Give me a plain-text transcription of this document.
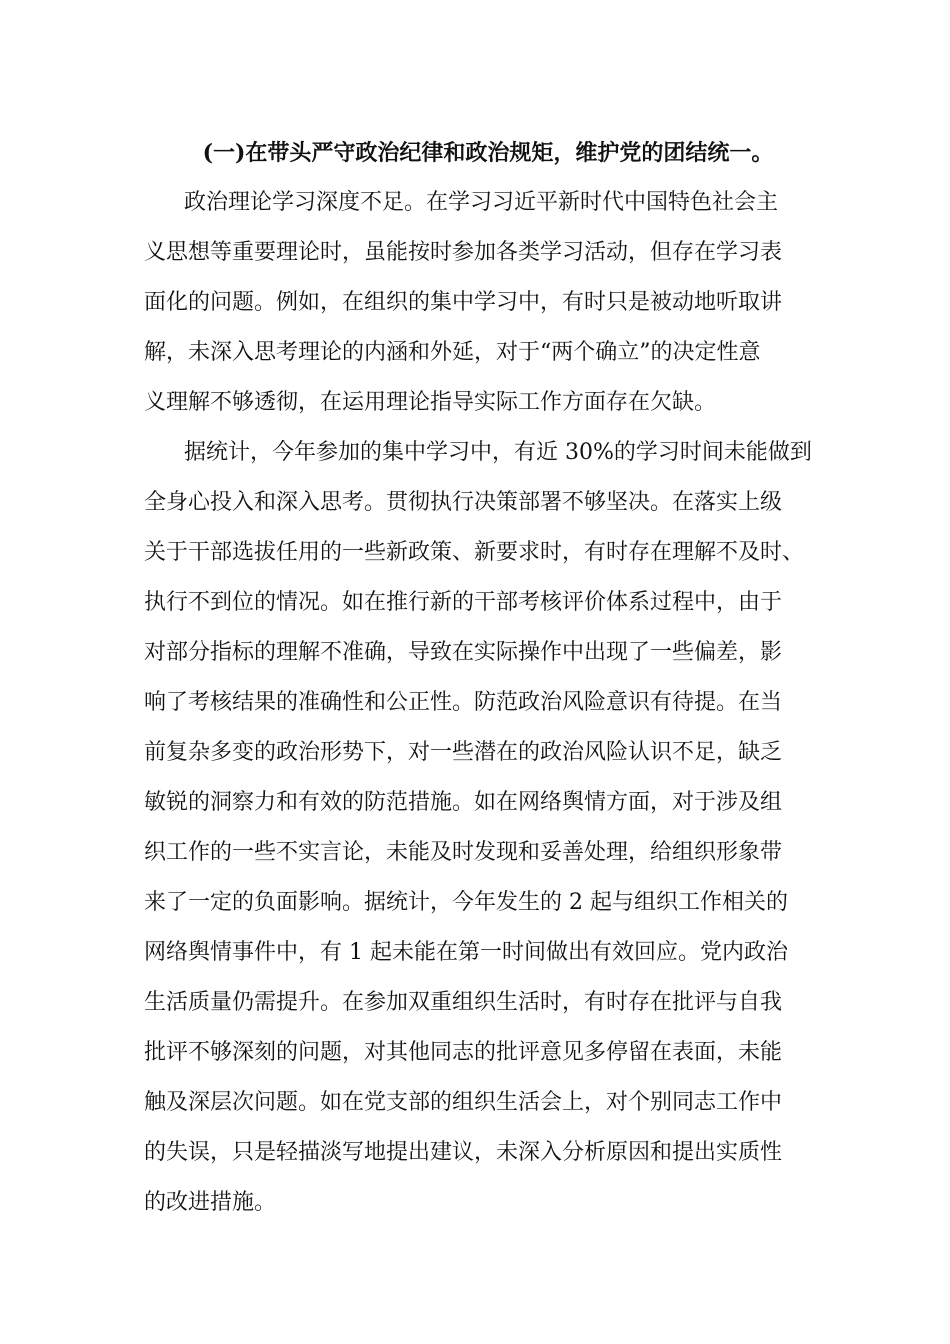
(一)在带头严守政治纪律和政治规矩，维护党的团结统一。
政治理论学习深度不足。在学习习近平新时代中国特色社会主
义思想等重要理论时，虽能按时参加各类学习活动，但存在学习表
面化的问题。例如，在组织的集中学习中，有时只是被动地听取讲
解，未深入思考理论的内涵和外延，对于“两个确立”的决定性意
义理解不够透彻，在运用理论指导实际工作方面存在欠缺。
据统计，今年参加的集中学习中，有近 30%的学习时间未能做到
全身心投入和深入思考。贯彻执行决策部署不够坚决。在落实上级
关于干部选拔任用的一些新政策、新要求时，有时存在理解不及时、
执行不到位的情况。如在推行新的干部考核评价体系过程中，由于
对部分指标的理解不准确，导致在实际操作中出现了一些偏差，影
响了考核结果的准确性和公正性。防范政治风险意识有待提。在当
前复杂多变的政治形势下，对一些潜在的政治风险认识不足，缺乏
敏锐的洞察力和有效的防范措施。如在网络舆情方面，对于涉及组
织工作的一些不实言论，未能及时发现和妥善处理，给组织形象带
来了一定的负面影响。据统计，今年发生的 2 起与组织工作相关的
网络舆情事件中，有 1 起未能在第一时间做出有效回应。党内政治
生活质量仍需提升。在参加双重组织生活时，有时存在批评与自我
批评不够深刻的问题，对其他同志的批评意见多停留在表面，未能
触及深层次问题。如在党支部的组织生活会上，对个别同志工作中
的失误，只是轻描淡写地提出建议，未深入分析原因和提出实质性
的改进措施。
====
Omit every image. Quote each record exactly.

SOLUTION FOR THIS PROBLEM >>
Give me a plain-text transcription of this document.
(一)在带头严守政治纪律和政治规矩，维护党的团结统一。
政治理论学习深度不足。在学习习近平新时代中国特色社会主
义思想等重要理论时，虽能按时参加各类学习活动，但存在学习表
面化的问题。例如，在组织的集中学习中，有时只是被动地听取讲
解，未深入思考理论的内涵和外延，对于“两个确立”的决定性意
义理解不够透彻，在运用理论指导实际工作方面存在欠缺。
据统计，今年参加的集中学习中，有近 30%的学习时间未能做到
全身心投入和深入思考。贯彻执行决策部署不够坚决。在落实上级
关于干部选拔任用的一些新政策、新要求时，有时存在理解不及时、
执行不到位的情况。如在推行新的干部考核评价体系过程中，由于
对部分指标的理解不准确，导致在实际操作中出现了一些偏差，影
响了考核结果的准确性和公正性。防范政治风险意识有待提。在当
前复杂多变的政治形势下，对一些潜在的政治风险认识不足，缺乏
敏锐的洞察力和有效的防范措施。如在网络舆情方面，对于涉及组
织工作的一些不实言论，未能及时发现和妥善处理，给组织形象带
来了一定的负面影响。据统计，今年发生的 2 起与组织工作相关的
网络舆情事件中，有 1 起未能在第一时间做出有效回应。党内政治
生活质量仍需提升。在参加双重组织生活时，有时存在批评与自我
批评不够深刻的问题，对其他同志的批评意见多停留在表面，未能
触及深层次问题。如在党支部的组织生活会上，对个别同志工作中
的失误，只是轻描淡写地提出建议，未深入分析原因和提出实质性
的改进措施。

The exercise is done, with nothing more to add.